> **KUTIPAN**:
[caption id="attachment_366979" align="aligncenter" width="576" caption="dok. pri"][/caption]
Aku barusan bersiap untuk tidur setelah sejak pagi disibukkan dengan tugas sekolahan di siang terik itu ketika Aku diajak ke Padangpatu oleh salah seorang teman guru. Setelah mengetahui maksud tujuannya ke Padangpatu, Aku segera mengiyakannya. Bukan karena tujuanku sama dengan tujuan teman guru tadi, namun karena memang hobbiku traveling dan kebetulan sudah tidak ada lagi tugas sekolah yang harus kukerjakan.
Segera kusiapkan perlengkapan wajibku, kamera DSLR 18 – 55 mm ditambah lensa tele 300 mm, teropong, smartphone yang dilengkapi dengan GPS dan Kompas, serta sebotol kecil air minum yang semuanya kusimpan dalam tas selempang kecil yang selalu menemaniku bepergian di alam bebas.
Tak lupa, Aku mengajak rekan-rekan Guru yang lain yang kebetulan bermalam di sekolah pada saat itu. Tapi setelah kujelaskan, bahwa perjalanan ini betul-betul harus “ berjalan “, mereka langsung mundur dengan berbagai alasan. Akupun jadi maklum, karena mereka memang tidak terbiasa bepergian dengan jalan kaki dan juga karena faktor usia yang sudah tidak memungkinkan untuk berjalan jauh apalagi untuk mendaki.

> **TUGAS WAJIB 1**: Salin ulang tanpa perubahan baris-baris di bawah ini, mulai dari baris yang memuat "- chart: growth" dan berhenti setelah baris yang memuat "- icon: warning".

> **DATA LATIHAN**:
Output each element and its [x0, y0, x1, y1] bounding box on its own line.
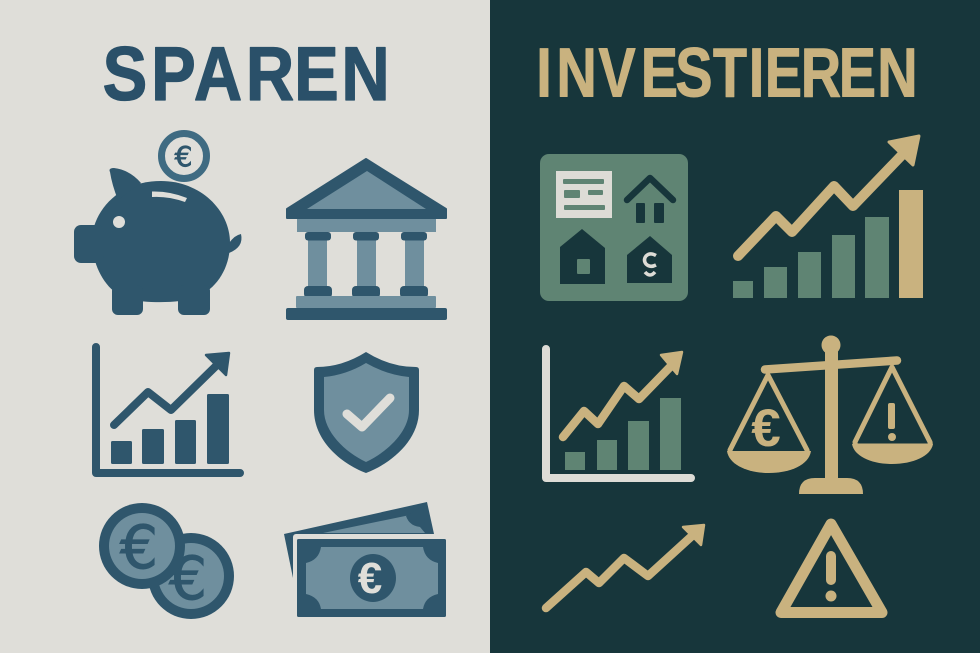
- chart: growth bars with arrow: [733, 136, 923, 298]
- title: Sparen: SPAREN: [103, 32, 390, 117]
- title: Investieren: INVESTIEREN: [536, 35, 918, 112]
- panel: Investieren: [490, 0, 980, 653]
- icon: asset tiles with document and houses: [540, 154, 688, 301]
- icon: warning triangle: [781, 524, 882, 612]
- icon: euro banknotes: €: [358, 554, 382, 603]
- icon: rising arrow: [546, 525, 704, 608]
- icon: piggy bank with coin: [74, 134, 242, 315]
- icon: shield with checkmark: [314, 352, 419, 473]
- icon: euro coins: €: [169, 544, 207, 614]
- icon: piggy bank with coin: €: [175, 140, 192, 173]
- icon: euro coins: €: [120, 513, 158, 583]
- panel: Sparen: [0, 0, 490, 653]
- icon: bank building: [286, 159, 447, 320]
- icon: balance scale with euro and warning: [727, 336, 933, 494]
- icon: balance scale with euro and warning: €: [751, 399, 781, 458]
- icon: euro banknotes: [284, 502, 446, 618]
- chart: rising savings bars: [96, 347, 240, 473]
- icon: euro coins: [99, 503, 234, 619]
- chart: investment bars with axis: [546, 349, 691, 478]
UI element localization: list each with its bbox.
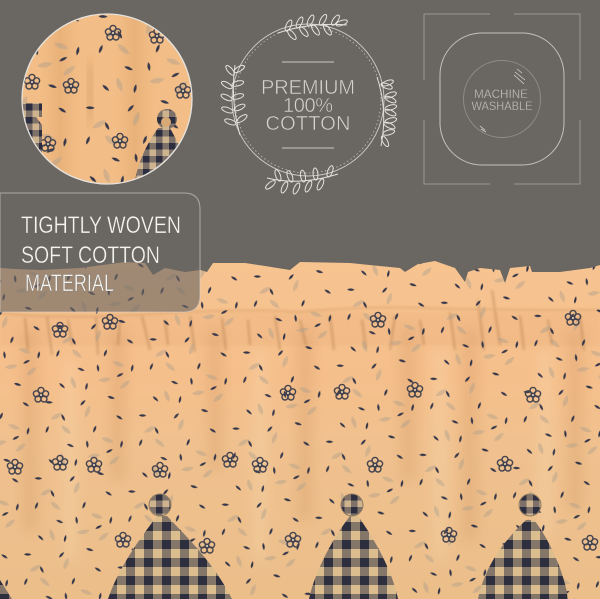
premium cotton badge <box>220 13 397 195</box>
circle gingham right <box>135 128 178 178</box>
flowers <box>7 310 598 553</box>
button 2 <box>341 494 363 516</box>
button 1 <box>149 494 171 516</box>
text panel <box>0 193 200 312</box>
gingham triangle 2 <box>309 516 398 599</box>
panel text: MATERIAL <box>25 270 114 297</box>
bracket frame <box>424 14 580 184</box>
gingham triangle 1 <box>108 516 232 599</box>
fabric print <box>0 255 600 599</box>
laurel top <box>278 13 348 41</box>
panel text: SOFT COTTON <box>21 242 160 269</box>
badge text: COTTON <box>266 113 350 135</box>
badge text: PREMIUM <box>261 77 355 99</box>
gingham triangle 3 <box>478 520 568 599</box>
washable text <box>472 87 532 113</box>
fabric folds <box>30 330 575 540</box>
rod pocket shading <box>0 312 600 346</box>
badge text <box>261 77 355 135</box>
badge rules <box>282 62 334 148</box>
panel text: TIGHTLY WOVEN <box>21 212 181 239</box>
badge text: 100% <box>283 95 333 117</box>
laurel left <box>220 64 248 135</box>
panel text <box>21 212 181 297</box>
washable text: WASHABLE <box>472 99 532 113</box>
wreath ring <box>232 24 384 176</box>
curtain valance photo <box>0 255 600 599</box>
fabric highlights <box>70 350 545 560</box>
button 3 <box>519 494 541 516</box>
rounded square <box>440 33 564 165</box>
circle gingham left <box>22 103 42 152</box>
close-up circle photo <box>21 13 193 185</box>
sheen marks <box>480 69 525 132</box>
inner circle <box>464 60 540 138</box>
machine washable badge <box>424 14 580 184</box>
laurel right <box>377 77 397 148</box>
gathers <box>0 290 600 355</box>
gingham corner <box>0 580 12 599</box>
washable text: MACHINE <box>474 87 528 101</box>
laurel bottom <box>264 165 338 195</box>
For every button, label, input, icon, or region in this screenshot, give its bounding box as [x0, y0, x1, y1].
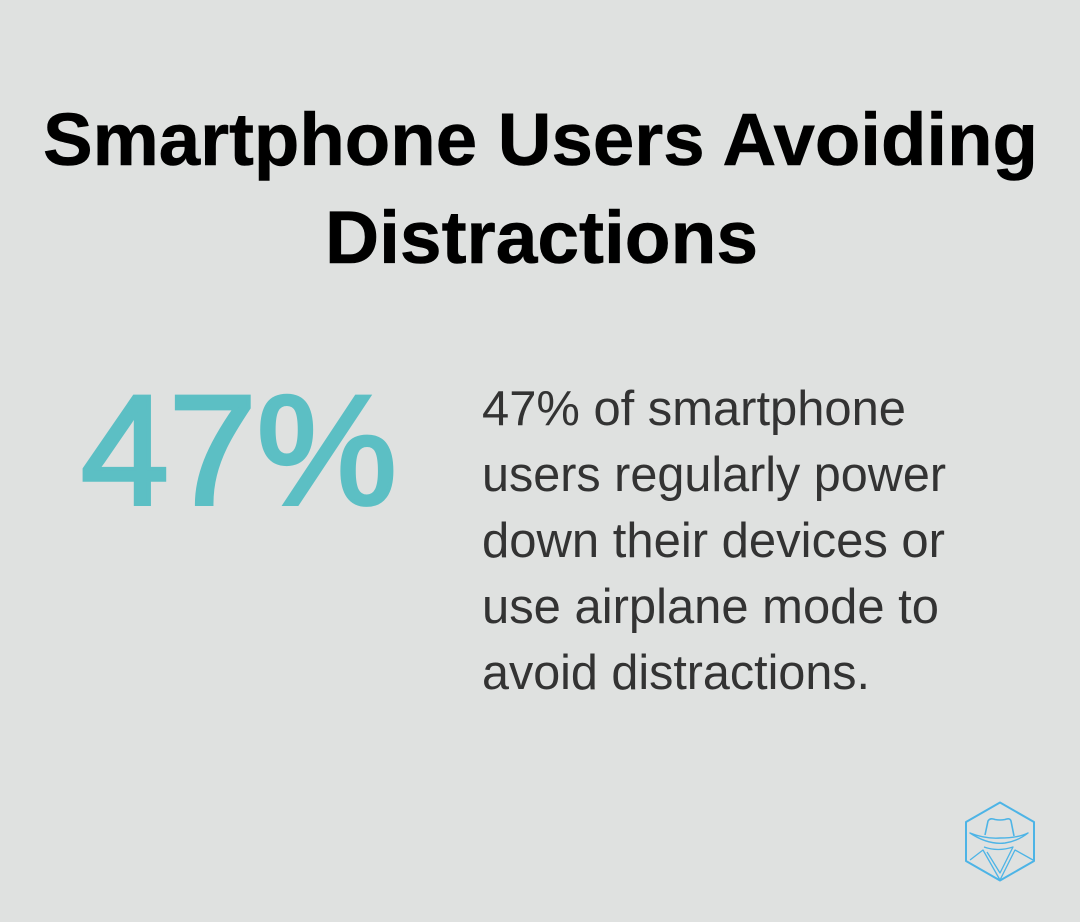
description text: 47% of smartphone: [482, 382, 906, 436]
title: Distractions: [325, 196, 758, 279]
description text: [482, 382, 946, 700]
big stat: 47%: 47%: [81, 364, 397, 538]
description text: use airplane mode to: [482, 580, 939, 634]
description text: down their devices or: [482, 514, 945, 568]
description text: users regularly power: [482, 448, 946, 502]
title: [43, 98, 1038, 279]
description text: avoid distractions.: [482, 646, 870, 700]
icon: hexagon spy logo: [966, 802, 1034, 880]
title: Smartphone Users Avoiding: [43, 98, 1038, 181]
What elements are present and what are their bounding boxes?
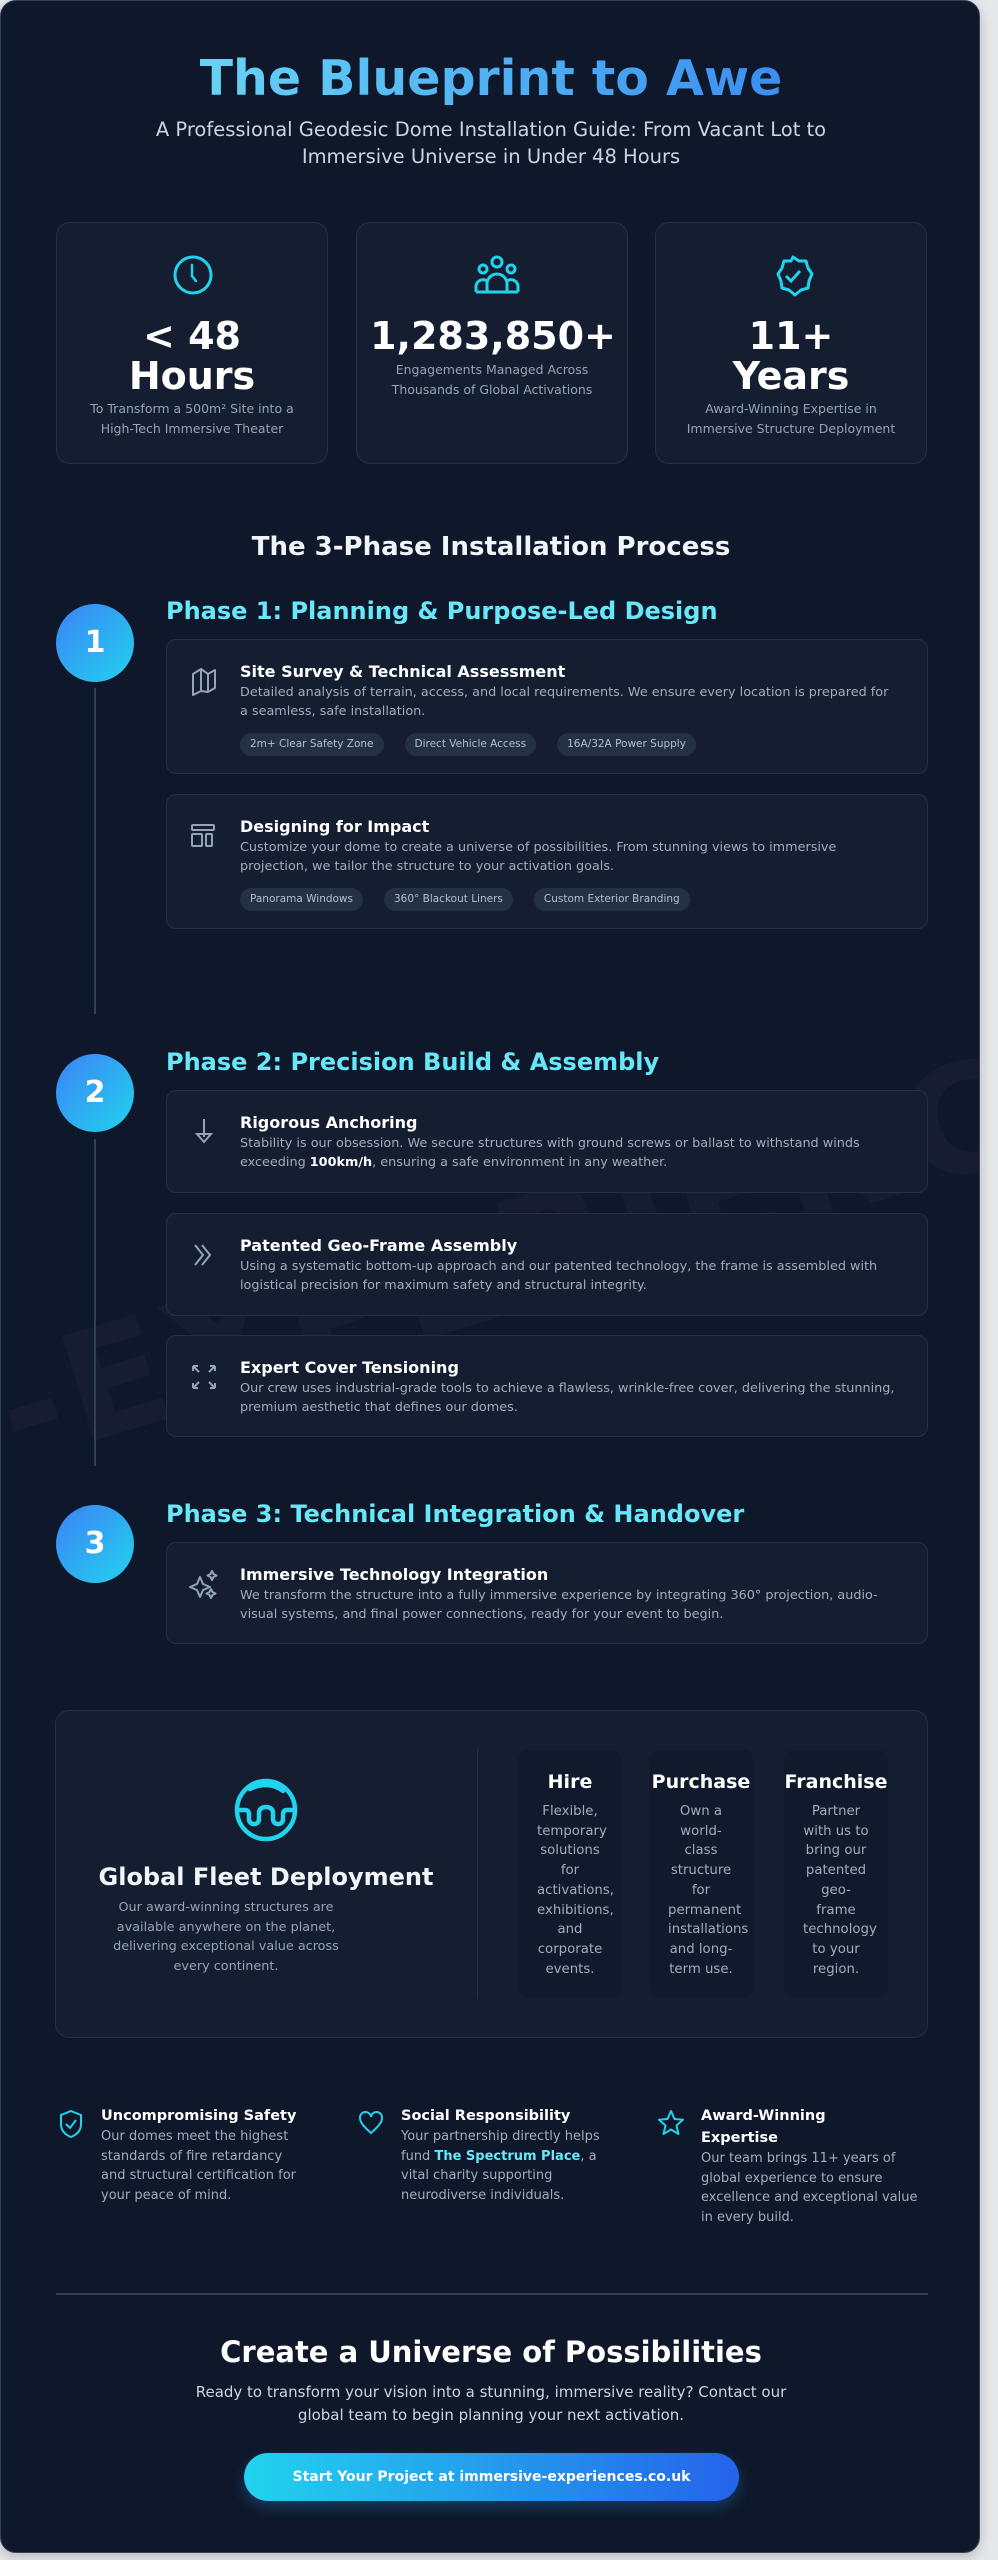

> **TUGAS WAJIB 2**: Menurut kutipan, ke mana penutur diajak oleh salah seorang teman guru?

> **JAWABAN TERTULIS 1**:
- chart: growth bars with arrow: [733, 136, 923, 298]
- title: Sparen: SPAREN: [103, 32, 390, 117]
- title: Investieren: INVESTIEREN: [536, 35, 918, 112]
- panel: Investieren: [490, 0, 980, 653]
- icon: asset tiles with document and houses: [540, 154, 688, 301]
- icon: warning triangle: [781, 524, 882, 612]

> **JAWABAN TERTULIS 2**: Ke Padangpatu.